-------- Given information
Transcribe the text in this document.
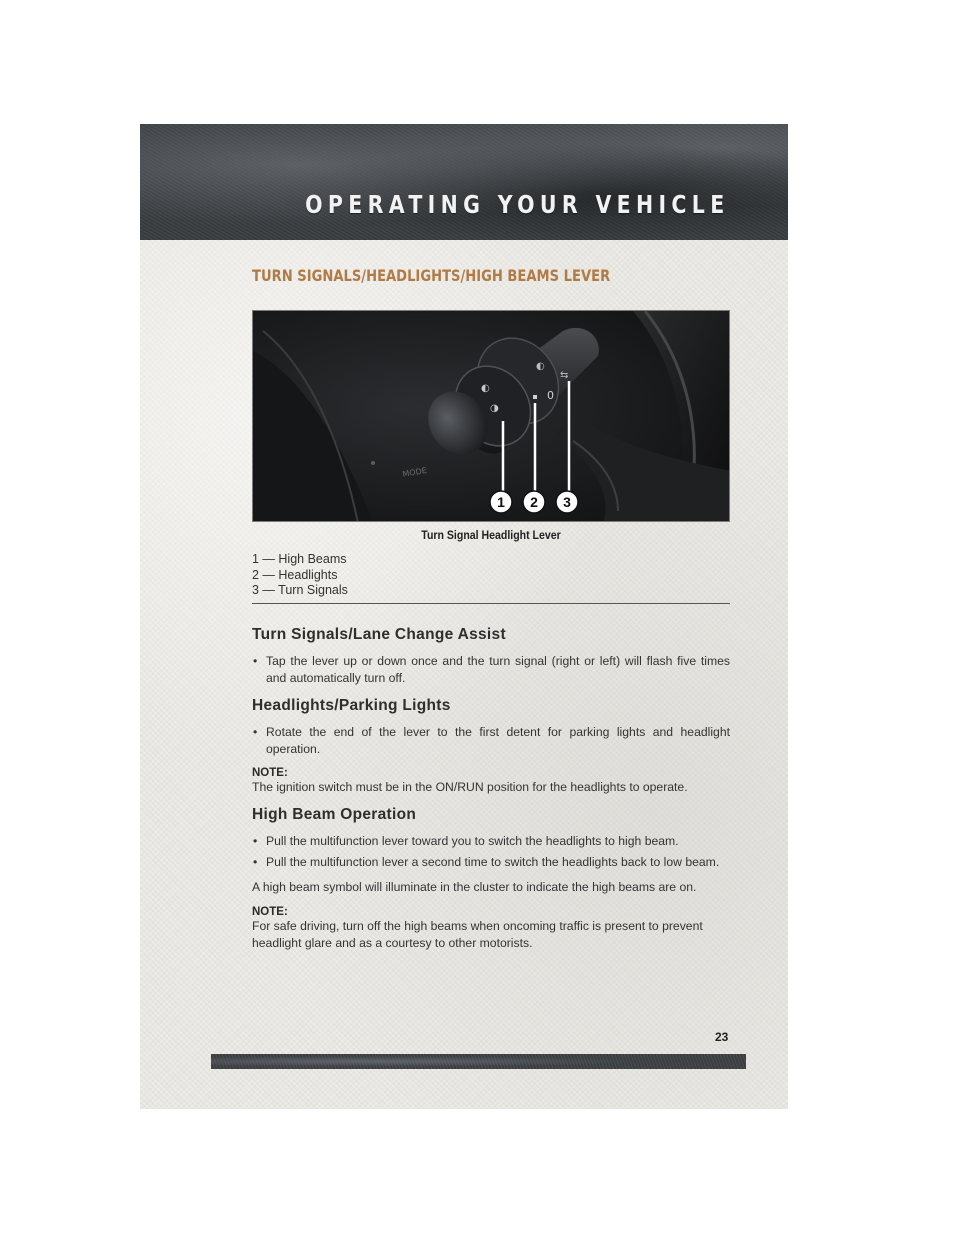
OPERATING YOUR VEHICLE
TURN SIGNALS/HEADLIGHTS/HIGH BEAMS LEVER
◐
◑
◐
0
⇆
MODE
1 2 3

Turn Signal Headlight Lever

1 — High Beams
2 — Headlights
3 — Turn Signals
Turn Signals/Lane Change Assist

• Tap the lever up or down once and the turn signal (right or left) will flash five times and automatically turn off.

Headlights/Parking Lights

• Rotate the end of the lever to the first detent for parking lights and headlight operation.

NOTE:

The ignition switch must be in the ON/RUN position for the headlights to operate.

High Beam Operation

• Pull the multifunction lever toward you to switch the headlights to high beam.

• Pull the multifunction lever a second time to switch the headlights back to low beam.

A high beam symbol will illuminate in the cluster to indicate the high beams are on.

NOTE:

For safe driving, turn off the high beams when oncoming traffic is present to prevent headlight glare and as a courtesy to other motorists.

23
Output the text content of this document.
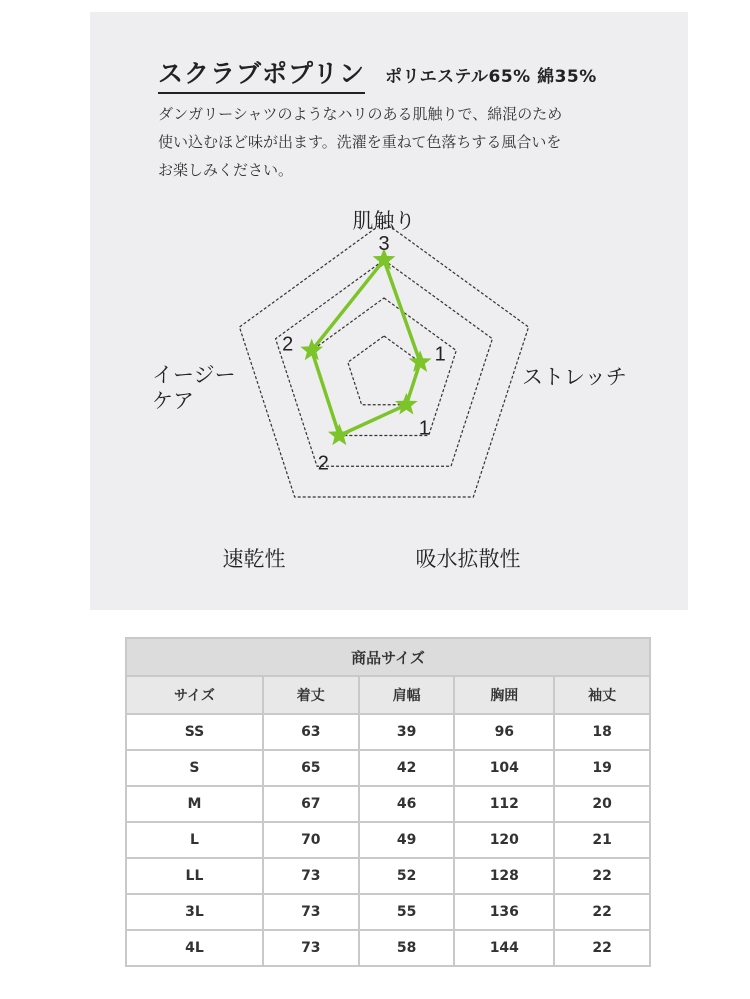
スクラブポプリン ポリエステル65% 綿35%
ダンガリーシャツのようなハリのある肌触りで、綿混のため
使い込むほど味が出ます。洗濯を重ねて色落ちする風合いを
お楽しみください。
3
1
1
2
2
肌触り
ストレッチ
吸水拡散性
速乾性
イージーケア
商品サイズ				
サイズ	着丈	肩幅	胸囲	袖丈
SS	63	39	96	18
S	65	42	104	19
M	67	46	112	20
L	70	49	120	21
LL	73	52	128	22
3L	73	55	136	22
4L	73	58	144	22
----------------
Problem to solve
Please copy the lines above, starting at the one that holds "Output the text content of this document." and stopping after the last line, exactly as they appear and minus the pictures.

Answer to this task
Output the text content of this document.
スクラブポプリン ポリエステル65% 綿35%
ダンガリーシャツのようなハリのある肌触りで、綿混のため
使い込むほど味が出ます。洗濯を重ねて色落ちする風合いを
お楽しみください。
3
1
1
2
2
肌触り
ストレッチ
吸水拡散性
速乾性
イージーケア
商品サイズ				
サイズ	着丈	肩幅	胸囲	袖丈
SS	63	39	96	18
S	65	42	104	19
M	67	46	112	20
L	70	49	120	21
LL	73	52	128	22
3L	73	55	136	22
4L	73	58	144	22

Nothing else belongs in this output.